[Begin Input records]
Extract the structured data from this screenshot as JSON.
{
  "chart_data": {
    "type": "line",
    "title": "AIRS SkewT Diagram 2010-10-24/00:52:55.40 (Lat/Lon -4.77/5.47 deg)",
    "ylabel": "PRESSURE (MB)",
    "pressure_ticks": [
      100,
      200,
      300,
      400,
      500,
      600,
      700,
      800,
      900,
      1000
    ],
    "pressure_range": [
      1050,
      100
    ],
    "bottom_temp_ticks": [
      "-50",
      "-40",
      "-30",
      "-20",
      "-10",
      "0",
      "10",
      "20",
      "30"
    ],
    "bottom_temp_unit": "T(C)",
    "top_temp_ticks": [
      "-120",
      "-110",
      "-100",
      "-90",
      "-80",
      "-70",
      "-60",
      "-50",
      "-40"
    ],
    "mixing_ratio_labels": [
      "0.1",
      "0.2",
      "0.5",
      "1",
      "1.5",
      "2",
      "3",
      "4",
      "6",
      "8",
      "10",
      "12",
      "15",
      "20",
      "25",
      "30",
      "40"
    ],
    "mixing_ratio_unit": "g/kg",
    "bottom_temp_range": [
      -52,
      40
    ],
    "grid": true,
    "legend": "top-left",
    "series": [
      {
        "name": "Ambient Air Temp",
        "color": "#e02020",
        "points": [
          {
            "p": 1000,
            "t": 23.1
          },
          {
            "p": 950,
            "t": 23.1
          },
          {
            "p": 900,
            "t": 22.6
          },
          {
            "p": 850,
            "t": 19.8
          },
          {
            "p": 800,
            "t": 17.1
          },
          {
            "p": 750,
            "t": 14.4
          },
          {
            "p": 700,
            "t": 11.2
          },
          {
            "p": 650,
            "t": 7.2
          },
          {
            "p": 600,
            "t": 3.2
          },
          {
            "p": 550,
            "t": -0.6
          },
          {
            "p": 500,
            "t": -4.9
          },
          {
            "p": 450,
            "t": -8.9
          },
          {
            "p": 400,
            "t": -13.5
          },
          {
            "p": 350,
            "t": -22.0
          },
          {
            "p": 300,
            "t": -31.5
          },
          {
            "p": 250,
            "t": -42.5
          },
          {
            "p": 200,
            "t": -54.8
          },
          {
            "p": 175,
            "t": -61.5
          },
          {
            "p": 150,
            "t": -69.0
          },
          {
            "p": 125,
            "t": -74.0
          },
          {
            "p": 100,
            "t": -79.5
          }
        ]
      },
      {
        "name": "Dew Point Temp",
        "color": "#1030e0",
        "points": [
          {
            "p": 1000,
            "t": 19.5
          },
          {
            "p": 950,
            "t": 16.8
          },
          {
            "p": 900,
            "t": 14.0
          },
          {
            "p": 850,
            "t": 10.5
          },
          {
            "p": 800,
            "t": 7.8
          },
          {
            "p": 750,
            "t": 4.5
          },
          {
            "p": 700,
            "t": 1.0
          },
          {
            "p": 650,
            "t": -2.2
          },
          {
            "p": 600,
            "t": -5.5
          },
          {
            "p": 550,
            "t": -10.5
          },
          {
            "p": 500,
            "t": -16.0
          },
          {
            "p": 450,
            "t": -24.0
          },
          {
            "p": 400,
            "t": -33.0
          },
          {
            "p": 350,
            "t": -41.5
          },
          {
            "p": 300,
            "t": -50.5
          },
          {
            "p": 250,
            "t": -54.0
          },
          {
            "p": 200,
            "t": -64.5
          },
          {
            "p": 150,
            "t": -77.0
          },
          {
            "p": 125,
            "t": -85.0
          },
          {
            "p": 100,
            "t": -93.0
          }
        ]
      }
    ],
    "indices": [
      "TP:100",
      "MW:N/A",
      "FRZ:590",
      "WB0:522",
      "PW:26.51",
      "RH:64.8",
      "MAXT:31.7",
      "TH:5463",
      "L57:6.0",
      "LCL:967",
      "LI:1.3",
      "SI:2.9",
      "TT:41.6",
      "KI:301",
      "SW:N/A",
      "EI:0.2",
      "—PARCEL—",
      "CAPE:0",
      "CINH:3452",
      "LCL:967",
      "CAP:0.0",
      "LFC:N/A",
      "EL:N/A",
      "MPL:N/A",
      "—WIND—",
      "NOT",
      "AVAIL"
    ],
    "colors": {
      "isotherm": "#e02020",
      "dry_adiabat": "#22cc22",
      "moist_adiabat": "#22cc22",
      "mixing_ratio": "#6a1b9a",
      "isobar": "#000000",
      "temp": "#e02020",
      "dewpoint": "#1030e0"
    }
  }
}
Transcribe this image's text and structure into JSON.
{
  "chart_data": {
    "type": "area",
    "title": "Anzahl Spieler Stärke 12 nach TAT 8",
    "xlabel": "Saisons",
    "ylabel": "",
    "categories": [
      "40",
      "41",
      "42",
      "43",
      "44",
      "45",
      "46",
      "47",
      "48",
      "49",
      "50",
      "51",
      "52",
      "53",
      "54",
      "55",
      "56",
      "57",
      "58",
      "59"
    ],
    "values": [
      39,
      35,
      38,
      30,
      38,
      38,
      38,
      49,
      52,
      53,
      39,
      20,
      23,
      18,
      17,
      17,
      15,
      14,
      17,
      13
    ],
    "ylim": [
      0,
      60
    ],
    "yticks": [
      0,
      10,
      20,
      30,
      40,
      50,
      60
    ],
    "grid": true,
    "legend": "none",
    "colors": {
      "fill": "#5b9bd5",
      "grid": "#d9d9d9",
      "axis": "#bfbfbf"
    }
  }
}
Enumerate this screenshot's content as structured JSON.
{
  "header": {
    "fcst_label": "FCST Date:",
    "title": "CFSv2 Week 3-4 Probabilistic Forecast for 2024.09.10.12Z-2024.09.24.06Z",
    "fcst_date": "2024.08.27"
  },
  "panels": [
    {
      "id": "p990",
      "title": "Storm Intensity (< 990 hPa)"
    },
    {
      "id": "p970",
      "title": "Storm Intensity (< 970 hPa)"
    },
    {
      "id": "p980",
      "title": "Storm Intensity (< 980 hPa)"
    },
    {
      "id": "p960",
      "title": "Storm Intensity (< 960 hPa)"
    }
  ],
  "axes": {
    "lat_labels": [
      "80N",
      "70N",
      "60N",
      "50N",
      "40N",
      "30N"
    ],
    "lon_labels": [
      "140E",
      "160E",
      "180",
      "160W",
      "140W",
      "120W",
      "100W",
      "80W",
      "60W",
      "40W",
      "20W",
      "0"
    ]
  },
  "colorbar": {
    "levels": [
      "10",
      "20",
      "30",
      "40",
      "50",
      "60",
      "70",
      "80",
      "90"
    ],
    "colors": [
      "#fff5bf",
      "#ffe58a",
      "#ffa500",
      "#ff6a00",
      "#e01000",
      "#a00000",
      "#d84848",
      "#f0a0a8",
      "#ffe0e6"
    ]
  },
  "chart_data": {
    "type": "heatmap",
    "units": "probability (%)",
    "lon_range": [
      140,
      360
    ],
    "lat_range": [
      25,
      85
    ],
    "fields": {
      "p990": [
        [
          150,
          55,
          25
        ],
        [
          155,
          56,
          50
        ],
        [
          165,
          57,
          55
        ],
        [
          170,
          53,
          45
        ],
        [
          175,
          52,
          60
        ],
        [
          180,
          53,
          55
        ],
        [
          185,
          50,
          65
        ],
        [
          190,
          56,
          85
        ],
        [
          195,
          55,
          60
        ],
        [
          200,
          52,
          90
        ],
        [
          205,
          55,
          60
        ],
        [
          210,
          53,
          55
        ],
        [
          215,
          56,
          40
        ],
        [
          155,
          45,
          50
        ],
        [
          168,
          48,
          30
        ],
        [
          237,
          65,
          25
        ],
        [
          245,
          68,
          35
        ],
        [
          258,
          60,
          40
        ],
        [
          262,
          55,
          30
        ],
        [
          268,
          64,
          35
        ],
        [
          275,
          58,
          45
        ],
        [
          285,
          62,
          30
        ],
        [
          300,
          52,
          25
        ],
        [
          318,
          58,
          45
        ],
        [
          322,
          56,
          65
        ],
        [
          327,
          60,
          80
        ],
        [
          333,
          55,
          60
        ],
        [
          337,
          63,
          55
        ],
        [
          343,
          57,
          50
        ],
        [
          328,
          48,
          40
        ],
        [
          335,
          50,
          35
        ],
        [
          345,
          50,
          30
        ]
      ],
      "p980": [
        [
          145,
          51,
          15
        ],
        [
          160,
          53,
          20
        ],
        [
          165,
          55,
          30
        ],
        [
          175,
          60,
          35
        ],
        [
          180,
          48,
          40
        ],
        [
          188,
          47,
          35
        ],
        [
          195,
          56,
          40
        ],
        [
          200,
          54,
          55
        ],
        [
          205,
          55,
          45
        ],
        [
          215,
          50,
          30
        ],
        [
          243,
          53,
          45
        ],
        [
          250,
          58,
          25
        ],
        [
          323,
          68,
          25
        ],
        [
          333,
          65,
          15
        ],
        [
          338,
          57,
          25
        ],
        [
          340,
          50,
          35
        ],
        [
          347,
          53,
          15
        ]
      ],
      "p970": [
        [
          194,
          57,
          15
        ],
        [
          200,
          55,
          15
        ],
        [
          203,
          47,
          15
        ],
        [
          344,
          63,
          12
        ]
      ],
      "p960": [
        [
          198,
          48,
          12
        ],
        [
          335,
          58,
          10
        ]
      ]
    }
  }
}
[End Input records]
**What you will do**
In the entries above, locate every line with the word "structured" and copy it.

**Written response**
Extract the structured data from this screenshot as JSON.
Enumerate this screenshot's content as structured JSON.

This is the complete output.